[Problem details]
Your task is to repeat the lines below exactly, excluding any pictures they contain.

>> BEGIN

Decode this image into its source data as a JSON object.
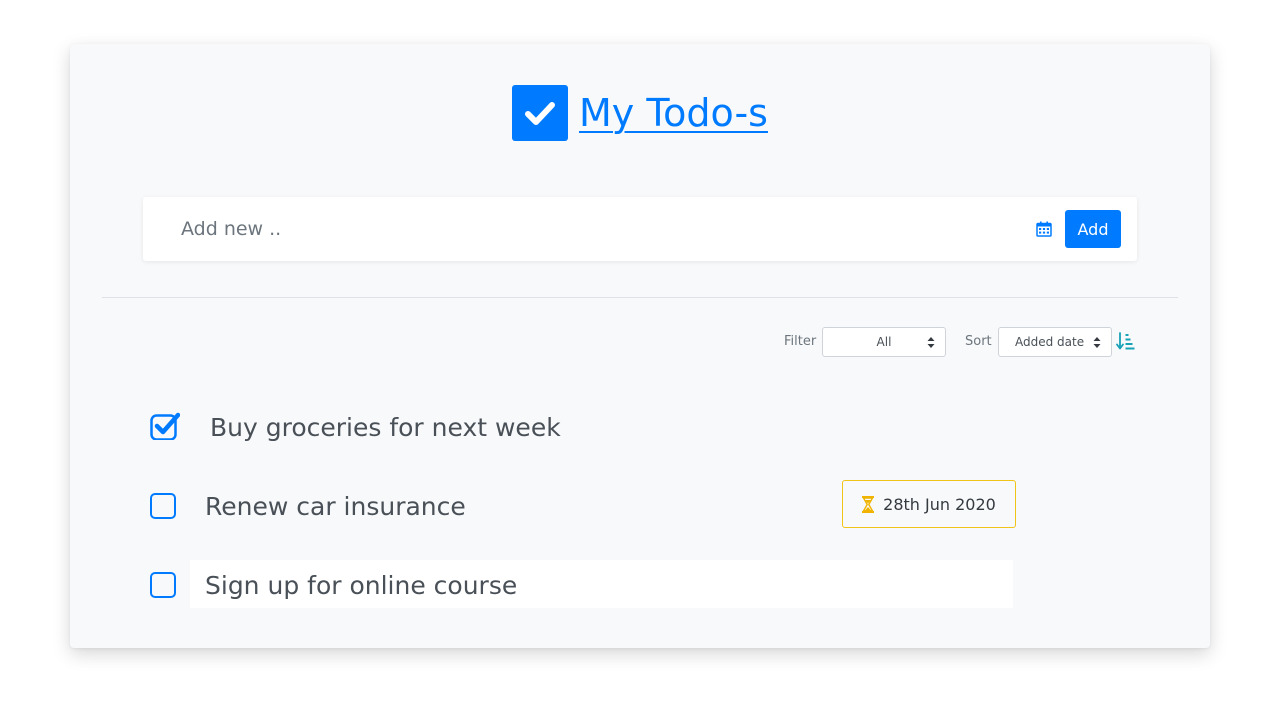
{
  "header": {
    "logo_icon": "checkbox-checked-icon",
    "title": "My Todo-s"
  },
  "add_bar": {
    "placeholder": "Add new ..",
    "calendar_icon": "calendar-icon",
    "add_label": "Add"
  },
  "controls": {
    "filter_label": "Filter",
    "filter_value": "All",
    "sort_label": "Sort",
    "sort_value": "Added date",
    "sort_direction_icon": "sort-numeric-down-icon"
  },
  "todos": [
    {
      "text": "Buy groceries for next week",
      "done": true
    },
    {
      "text": "Renew car insurance",
      "done": false,
      "due": "28th Jun 2020"
    },
    {
      "text": "Sign up for online course",
      "done": false
    }
  ],
  "colors": {
    "accent": "#007bff",
    "due_border": "#f0c419",
    "hourglass": "#f0b400",
    "sort_icon": "#17a2b8"
  }
}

>> END

[Output below]
Decode this image into its source data as a JSON object.
{
  "header": {
    "logo_icon": "checkbox-checked-icon",
    "title": "My Todo-s"
  },
  "add_bar": {
    "placeholder": "Add new ..",
    "calendar_icon": "calendar-icon",
    "add_label": "Add"
  },
  "controls": {
    "filter_label": "Filter",
    "filter_value": "All",
    "sort_label": "Sort",
    "sort_value": "Added date",
    "sort_direction_icon": "sort-numeric-down-icon"
  },
  "todos": [
    {
      "text": "Buy groceries for next week",
      "done": true
    },
    {
      "text": "Renew car insurance",
      "done": false,
      "due": "28th Jun 2020"
    },
    {
      "text": "Sign up for online course",
      "done": false
    }
  ],
  "colors": {
    "accent": "#007bff",
    "due_border": "#f0c419",
    "hourglass": "#f0b400",
    "sort_icon": "#17a2b8"
  }
}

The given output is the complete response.